Collected data entries
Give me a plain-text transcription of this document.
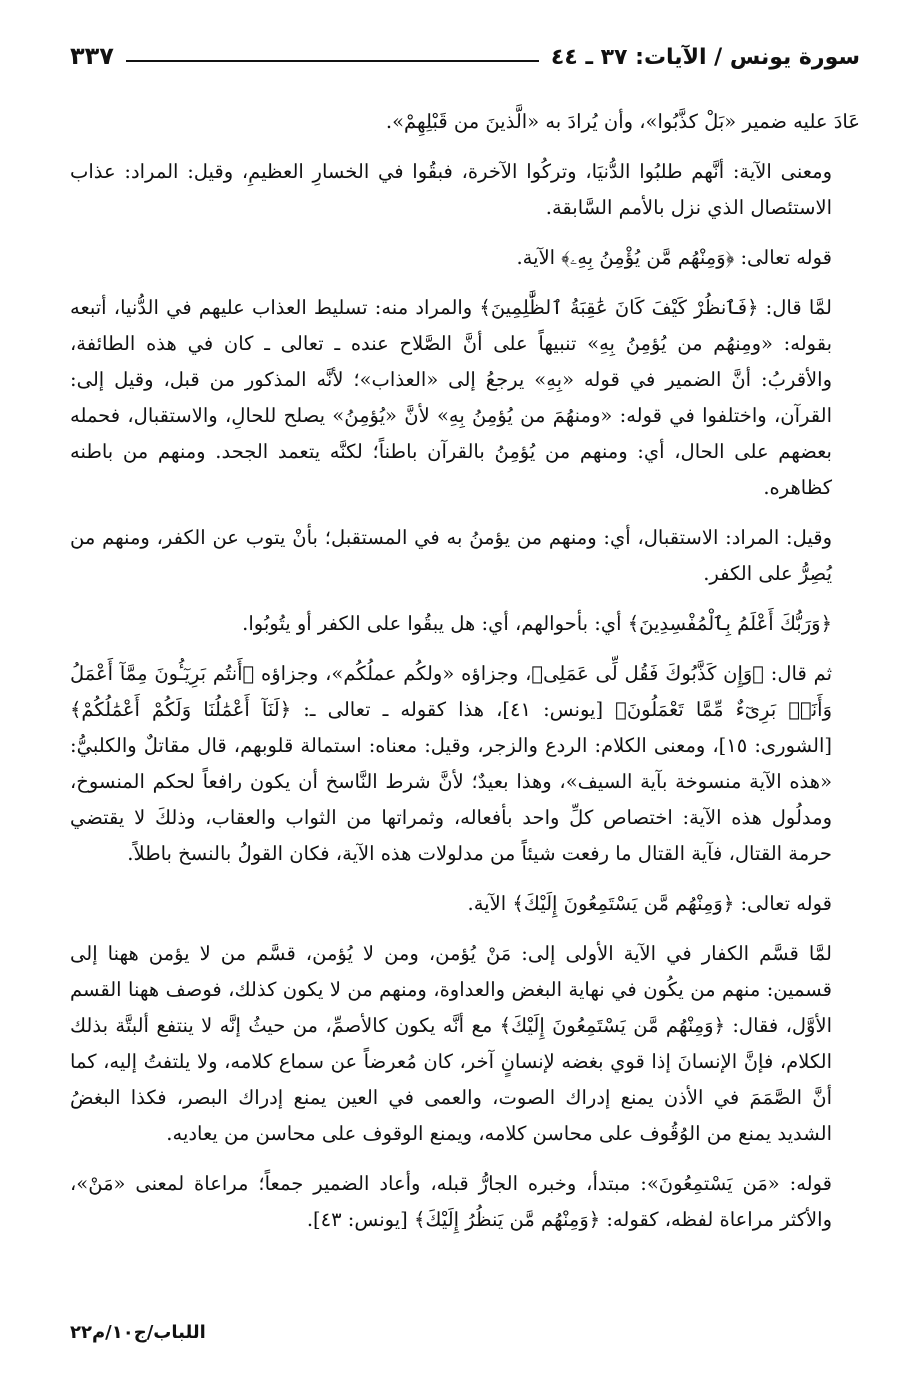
سورة يونس / الآيات: ٣٧ ـ ٤٤
٣٣٧

عَادَ عليه ضمير «بَلْ كذَّبُوا»، وأن يُرادَ به «الَّذينَ من قَبْلِهِمْ».

ومعنى الآية: أنَّهم طلبُوا الدُّنيَا، وتركُوا الآخرة، فبقُوا في الخسارِ العظيمِ، وقيل: المراد: عذاب الاستئصال الذي نزل بالأمم السَّابقة.

قوله تعالى: ﴿وَمِنْهُم مَّن يُؤْمِنُ بِهِۦ﴾ الآية.

لمَّا قال: ﴿فَٱنظُرْ كَيْفَ كَانَ عَٰقِبَةُ ٱلظَّٰلِمِينَ﴾ والمراد منه: تسليط العذاب عليهم في الدُّنيا، أتبعه بقوله: «ومِنهُم من يُؤمِنُ بِهِ» تنبيهاً على أنَّ الصَّلاح عنده ـ تعالى ـ كان في هذه الطائفة، والأقربُ: أنَّ الضمير في قوله «بِهِ» يرجعُ إلى «العذاب»؛ لأنَّه المذكور من قبل، وقيل إلى: القرآن، واختلفوا في قوله: «ومنهُمَ من يُؤمِنُ بِهِ» لأنَّ «يُؤمِنُ» يصلح للحالِ، والاستقبال، فحمله بعضهم على الحال، أي: ومنهم من يُؤمِنُ بالقرآن باطناً؛ لكنَّه يتعمد الجحد. ومنهم من باطنه كظاهره.

وقيل: المراد: الاستقبال، أي: ومنهم من يؤمنُ به في المستقبل؛ بأنْ يتوب عن الكفر، ومنهم من يُصِرُّ على الكفر.

﴿وَرَبُّكَ أَعْلَمُ بِٱلْمُفْسِدِينَ﴾ أي: بأحوالهم، أي: هل يبقُوا على الكفر أو يتُوبُوا.

ثم قال: ﴿وَإِن كَذَّبُوكَ فَقُل لِّى عَمَلِى﴾، وجزاؤه «ولكُم عملُكُم»، وجزاؤه ﴿أَنتُم بَرِيٓـُٔونَ مِمَّآ أَعْمَلُ وَأَنَا۠ بَرِىٓءٌ مِّمَّا تَعْمَلُونَ﴾ [يونس: ٤١]، هذا كقوله ـ تعالى ـ: ﴿لَنَآ أَعْمَٰلُنَا وَلَكُمْ أَعْمَٰلُكُمْ﴾ [الشورى: ١٥]، ومعنى الكلام: الردع والزجر، وقيل: معناه: استمالة قلوبهم، قال مقاتلٌ والكلبيُّ: «هذه الآية منسوخة بآية السيف»، وهذا بعيدٌ؛ لأنَّ شرط النَّاسخ أن يكون رافعاً لحكم المنسوخ، ومدلُول هذه الآية: اختصاص كلِّ واحد بأفعاله، وثمراتها من الثواب والعقاب، وذلكَ لا يقتضي حرمة القتال، فآية القتال ما رفعت شيئاً من مدلولات هذه الآية، فكان القولُ بالنسخ باطلاً.

قوله تعالى: ﴿وَمِنْهُم مَّن يَسْتَمِعُونَ إِلَيْكَ﴾ الآية.

لمَّا قسَّم الكفار في الآية الأولى إلى: مَنْ يُؤمن، ومن لا يُؤمن، قسَّم من لا يؤمن ههنا إلى قسمين: منهم من يكُون في نهاية البغض والعداوة، ومنهم من لا يكون كذلك، فوصف ههنا القسم الأوَّل، فقال: ﴿وَمِنْهُم مَّن يَسْتَمِعُونَ إِلَيْكَ﴾ مع أنَّه يكون كالأصمِّ، من حيثُ إنَّه لا ينتفع ألبتَّة بذلك الكلام، فإنَّ الإنسانَ إذا قوي بغضه لإنسانٍ آخر، كان مُعرضاً عن سماع كلامه، ولا يلتفتُ إليه، كما أنَّ الصَّمَمَ في الأذن يمنع إدراك الصوت، والعمى في العين يمنع إدراك البصر، فكذا البغضُ الشديد يمنع من الوُقُوف على محاسن كلامه، ويمنع الوقوف على محاسن من يعاديه.

قوله: «مَن يَسْتمِعُونَ»: مبتدأ، وخبره الجارُّ قبله، وأعاد الضمير جمعاً؛ مراعاة لمعنى «مَنْ»، والأكثر مراعاة لفظه، كقوله: ﴿وَمِنْهُم مَّن يَنظُرُ إِلَيْكَ﴾ [يونس: ٤٣].

اللباب/ج١٠/م٢٢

WRITTEN REQUEST
Give the count of lines in the data shown above that contain "الكفر", and nothing else.

OUTPUT BELOW
2